I am trying to get the spectrogram with the following code

import numpy as np                                       # fast vectors and matrices
import matplotlib.pyplot as plt                          # plotting
from scipy import fft      

X = np.sin(np.linspace(0,1e10,5*44100))

fs = 44100          # assumed sample frequency in Hz
window_size = 2048  # 2048-sample fourier windows
stride = 512        # 512 samples between windows
wps = fs/float(512) # ~86 windows/second
Xs = np.empty([int(2*wps),2048])

for i in range(Xs.shape[0]):
    Xs[i] = np.abs(fft(X[i*stride:i*stride+window_size]))

fig = plt.figure(figsize=(20,7))
plt.imshow(Xs.T[0:150],aspect='auto')
plt.gca().invert_yaxis()
fig.axes[0].set_xlabel('windows (~86Hz)')

→ **DATA SECTION**

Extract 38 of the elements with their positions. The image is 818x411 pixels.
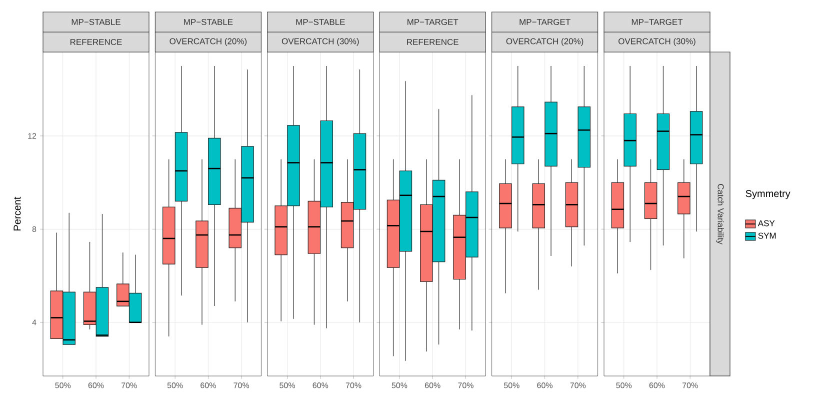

→ **WHAT IS NEEDED**
Can you carry on the spectrogram code post from the point where it stops?

→ **EXERCISE RESPONSE**
fig.axes[0].set_ylabel('frequency')
plt.show()

Then I get the following spectrogram enter image description here

Librosa

Now I try to get the same spectrogram with Librosa

from librosa import stft

X_libs = stft(X, n_fft=window_size, hop_length=stride)
X_libs = np.abs(X_libs)[:,:int(2*wps)]

fig = plt.figure(figsize=(20,7))
plt.imshow(X_libs[0:150],aspect='auto')
plt.gca().invert_yaxis()
fig.axes[0].set_xlabel('windows (~86Hz)')
fig.axes[0].set_ylabel('frequency')
plt.show()

enter image description here

Question

The two spectrogram are obviously different, specifically, the Librosa version has an attack at the very beginning. What causes the difference? I don't see many parameters that I can tune in the documentation for Scipy and Librosa.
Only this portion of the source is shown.